**What you have to do**
Go through the data below and copy it exactly, skipping every picture.

━━━━━ Data for the task

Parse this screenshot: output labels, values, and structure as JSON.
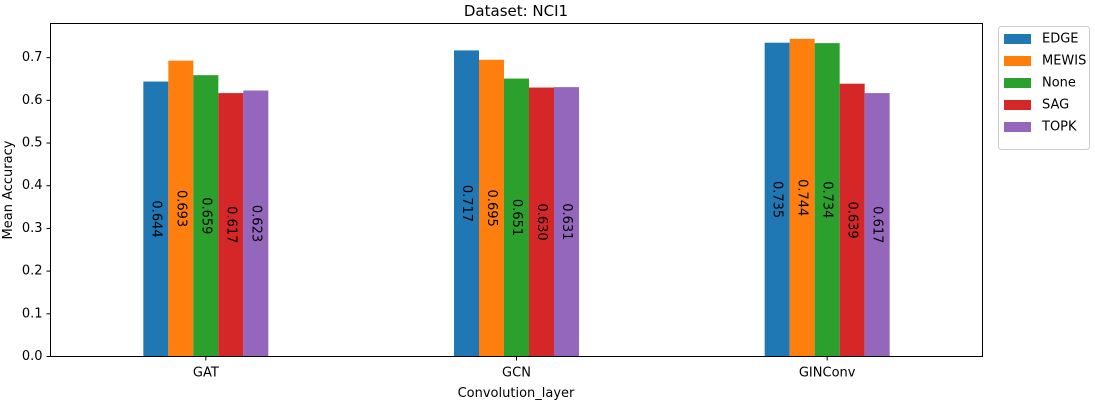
{
  "chart_data": {
    "type": "bar",
    "title": "Dataset: NCI1",
    "xlabel": "Convolution_layer",
    "ylabel": "Mean Accuracy",
    "categories": [
      "GAT",
      "GCN",
      "GINConv"
    ],
    "ylim": [
      0,
      0.78
    ],
    "yticks": [
      "0.0",
      "0.1",
      "0.2",
      "0.3",
      "0.4",
      "0.5",
      "0.6",
      "0.7"
    ],
    "grid": false,
    "legend_position": "outside-top-right",
    "series": [
      {
        "name": "EDGE",
        "color": "#1f77b4",
        "values": [
          0.644,
          0.717,
          0.735
        ],
        "labels": [
          "0.644",
          "0.717",
          "0.735"
        ]
      },
      {
        "name": "MEWIS",
        "color": "#ff7f0e",
        "values": [
          0.693,
          0.695,
          0.744
        ],
        "labels": [
          "0.693",
          "0.695",
          "0.744"
        ]
      },
      {
        "name": "None",
        "color": "#2ca02c",
        "values": [
          0.659,
          0.651,
          0.734
        ],
        "labels": [
          "0.659",
          "0.651",
          "0.734"
        ]
      },
      {
        "name": "SAG",
        "color": "#d62728",
        "values": [
          0.617,
          0.63,
          0.639
        ],
        "labels": [
          "0.617",
          "0.630",
          "0.639"
        ]
      },
      {
        "name": "TOPK",
        "color": "#9467bd",
        "values": [
          0.623,
          0.631,
          0.617
        ],
        "labels": [
          "0.623",
          "0.631",
          "0.617"
        ]
      }
    ]
  }
}
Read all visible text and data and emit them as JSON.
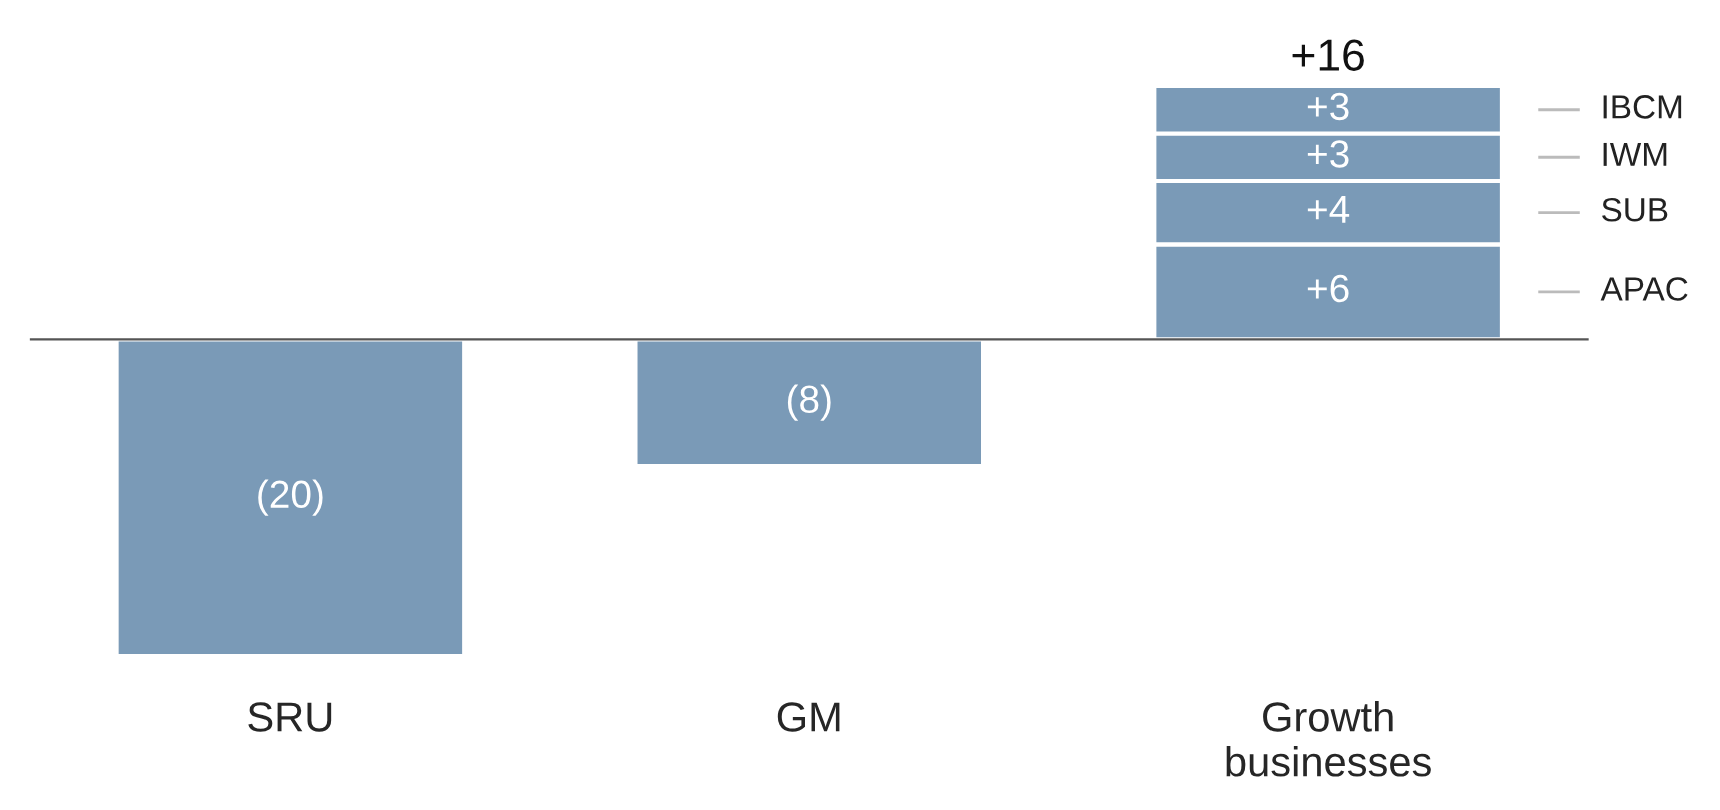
{
  "chart_data": {
    "type": "bar",
    "stacked": true,
    "categories": [
      "SRU",
      "GM",
      "Growth\nbusinesses"
    ],
    "series": [
      {
        "color": "#7a9ab7",
        "values": [
          -20,
          -8,
          null
        ],
        "value_labels": [
          "(20)",
          "(8)",
          null
        ]
      },
      {
        "name": "APAC",
        "color": "#7a9ab7",
        "values": [
          null,
          null,
          6
        ],
        "value_labels": [
          null,
          null,
          "+6"
        ]
      },
      {
        "name": "SUB",
        "color": "#7a9ab7",
        "values": [
          null,
          null,
          4
        ],
        "value_labels": [
          null,
          null,
          "+4"
        ]
      },
      {
        "name": "IWM",
        "color": "#7a9ab7",
        "values": [
          null,
          null,
          3
        ],
        "value_labels": [
          null,
          null,
          "+3"
        ]
      },
      {
        "name": "IBCM",
        "color": "#7a9ab7",
        "values": [
          null,
          null,
          3
        ],
        "value_labels": [
          null,
          null,
          "+3"
        ]
      }
    ],
    "totals": [
      null,
      null,
      "+16"
    ],
    "tick_labels": "x",
    "grid": false,
    "legend": false
  }
}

━━━━━━━━━━

**Expected answer**
Parse this screenshot: output labels, values, and structure as JSON.
{
  "chart_data": {
    "type": "bar",
    "title": "Dataset: NCI1",
    "xlabel": "Convolution_layer",
    "ylabel": "Mean Accuracy",
    "categories": [
      "GAT",
      "GCN",
      "GINConv"
    ],
    "ylim": [
      0,
      0.78
    ],
    "yticks": [
      "0.0",
      "0.1",
      "0.2",
      "0.3",
      "0.4",
      "0.5",
      "0.6",
      "0.7"
    ],
    "grid": false,
    "legend_position": "outside-top-right",
    "series": [
      {
        "name": "EDGE",
        "color": "#1f77b4",
        "values": [
          0.644,
          0.717,
          0.735
        ],
        "labels": [
          "0.644",
          "0.717",
          "0.735"
        ]
      },
      {
        "name": "MEWIS",
        "color": "#ff7f0e",
        "values": [
          0.693,
          0.695,
          0.744
        ],
        "labels": [
          "0.693",
          "0.695",
          "0.744"
        ]
      },
      {
        "name": "None",
        "color": "#2ca02c",
        "values": [
          0.659,
          0.651,
          0.734
        ],
        "labels": [
          "0.659",
          "0.651",
          "0.734"
        ]
      },
      {
        "name": "SAG",
        "color": "#d62728",
        "values": [
          0.617,
          0.63,
          0.639
        ],
        "labels": [
          "0.617",
          "0.630",
          "0.639"
        ]
      },
      {
        "name": "TOPK",
        "color": "#9467bd",
        "values": [
          0.623,
          0.631,
          0.617
        ],
        "labels": [
          "0.623",
          "0.631",
          "0.617"
        ]
      }
    ]
  }
}
Read all visible text and data and emit them as JSON.
{
  "chart_data": {
    "type": "bar",
    "stacked": true,
    "categories": [
      "SRU",
      "GM",
      "Growth\nbusinesses"
    ],
    "series": [
      {
        "color": "#7a9ab7",
        "values": [
          -20,
          -8,
          null
        ],
        "value_labels": [
          "(20)",
          "(8)",
          null
        ]
      },
      {
        "name": "APAC",
        "color": "#7a9ab7",
        "values": [
          null,
          null,
          6
        ],
        "value_labels": [
          null,
          null,
          "+6"
        ]
      },
      {
        "name": "SUB",
        "color": "#7a9ab7",
        "values": [
          null,
          null,
          4
        ],
        "value_labels": [
          null,
          null,
          "+4"
        ]
      },
      {
        "name": "IWM",
        "color": "#7a9ab7",
        "values": [
          null,
          null,
          3
        ],
        "value_labels": [
          null,
          null,
          "+3"
        ]
      },
      {
        "name": "IBCM",
        "color": "#7a9ab7",
        "values": [
          null,
          null,
          3
        ],
        "value_labels": [
          null,
          null,
          "+3"
        ]
      }
    ],
    "totals": [
      null,
      null,
      "+16"
    ],
    "tick_labels": "x",
    "grid": false,
    "legend": false
  }
}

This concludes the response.